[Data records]
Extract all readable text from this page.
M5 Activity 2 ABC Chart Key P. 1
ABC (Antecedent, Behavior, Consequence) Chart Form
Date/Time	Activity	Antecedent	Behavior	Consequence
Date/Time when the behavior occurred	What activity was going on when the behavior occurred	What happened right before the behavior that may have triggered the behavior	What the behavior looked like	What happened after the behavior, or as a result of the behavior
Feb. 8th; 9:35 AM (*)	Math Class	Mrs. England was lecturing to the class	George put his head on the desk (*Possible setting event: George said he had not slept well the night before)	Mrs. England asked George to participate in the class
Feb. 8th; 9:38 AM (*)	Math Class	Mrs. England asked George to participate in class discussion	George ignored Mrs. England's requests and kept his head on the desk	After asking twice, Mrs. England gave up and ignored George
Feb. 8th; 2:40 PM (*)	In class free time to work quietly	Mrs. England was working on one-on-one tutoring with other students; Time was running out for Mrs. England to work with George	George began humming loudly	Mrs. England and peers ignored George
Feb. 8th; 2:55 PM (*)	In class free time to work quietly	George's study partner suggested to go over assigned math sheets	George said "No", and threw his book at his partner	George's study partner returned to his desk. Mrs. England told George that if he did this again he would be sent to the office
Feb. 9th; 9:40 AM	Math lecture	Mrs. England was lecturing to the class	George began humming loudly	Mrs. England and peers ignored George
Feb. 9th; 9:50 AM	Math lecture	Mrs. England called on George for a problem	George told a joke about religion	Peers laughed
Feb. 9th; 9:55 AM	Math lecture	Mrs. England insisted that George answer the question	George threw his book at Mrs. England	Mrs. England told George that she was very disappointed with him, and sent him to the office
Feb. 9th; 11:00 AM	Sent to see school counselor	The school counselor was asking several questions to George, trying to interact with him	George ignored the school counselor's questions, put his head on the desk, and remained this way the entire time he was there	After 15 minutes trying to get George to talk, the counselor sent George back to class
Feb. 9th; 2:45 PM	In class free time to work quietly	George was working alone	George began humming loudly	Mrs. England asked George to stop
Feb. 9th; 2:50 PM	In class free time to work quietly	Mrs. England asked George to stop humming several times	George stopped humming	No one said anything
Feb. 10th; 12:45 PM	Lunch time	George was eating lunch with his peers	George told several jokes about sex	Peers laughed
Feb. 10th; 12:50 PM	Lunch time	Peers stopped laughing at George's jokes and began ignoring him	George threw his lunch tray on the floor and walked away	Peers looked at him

TASK OBJECTIVE | Exactly as shown, repeat every record.

FINISHED TASK |
Extract all readable text from this page.
M5 Activity 2 ABC Chart Key P. 1
ABC (Antecedent, Behavior, Consequence) Chart Form
Date/Time	Activity	Antecedent	Behavior	Consequence
Date/Time when the behavior occurred	What activity was going on when the behavior occurred	What happened right before the behavior that may have triggered the behavior	What the behavior looked like	What happened after the behavior, or as a result of the behavior
Feb. 8th; 9:35 AM (*)	Math Class	Mrs. England was lecturing to the class	George put his head on the desk (*Possible setting event: George said he had not slept well the night before)	Mrs. England asked George to participate in the class
Feb. 8th; 9:38 AM (*)	Math Class	Mrs. England asked George to participate in class discussion	George ignored Mrs. England's requests and kept his head on the desk	After asking twice, Mrs. England gave up and ignored George
Feb. 8th; 2:40 PM (*)	In class free time to work quietly	Mrs. England was working on one-on-one tutoring with other students; Time was running out for Mrs. England to work with George	George began humming loudly	Mrs. England and peers ignored George
Feb. 8th; 2:55 PM (*)	In class free time to work quietly	George's study partner suggested to go over assigned math sheets	George said "No", and threw his book at his partner	George's study partner returned to his desk. Mrs. England told George that if he did this again he would be sent to the office
Feb. 9th; 9:40 AM	Math lecture	Mrs. England was lecturing to the class	George began humming loudly	Mrs. England and peers ignored George
Feb. 9th; 9:50 AM	Math lecture	Mrs. England called on George for a problem	George told a joke about religion	Peers laughed
Feb. 9th; 9:55 AM	Math lecture	Mrs. England insisted that George answer the question	George threw his book at Mrs. England	Mrs. England told George that she was very disappointed with him, and sent him to the office
Feb. 9th; 11:00 AM	Sent to see school counselor	The school counselor was asking several questions to George, trying to interact with him	George ignored the school counselor's questions, put his head on the desk, and remained this way the entire time he was there	After 15 minutes trying to get George to talk, the counselor sent George back to class
Feb. 9th; 2:45 PM	In class free time to work quietly	George was working alone	George began humming loudly	Mrs. England asked George to stop
Feb. 9th; 2:50 PM	In class free time to work quietly	Mrs. England asked George to stop humming several times	George stopped humming	No one said anything
Feb. 10th; 12:45 PM	Lunch time	George was eating lunch with his peers	George told several jokes about sex	Peers laughed
Feb. 10th; 12:50 PM	Lunch time	Peers stopped laughing at George's jokes and began ignoring him	George threw his lunch tray on the floor and walked away	Peers looked at him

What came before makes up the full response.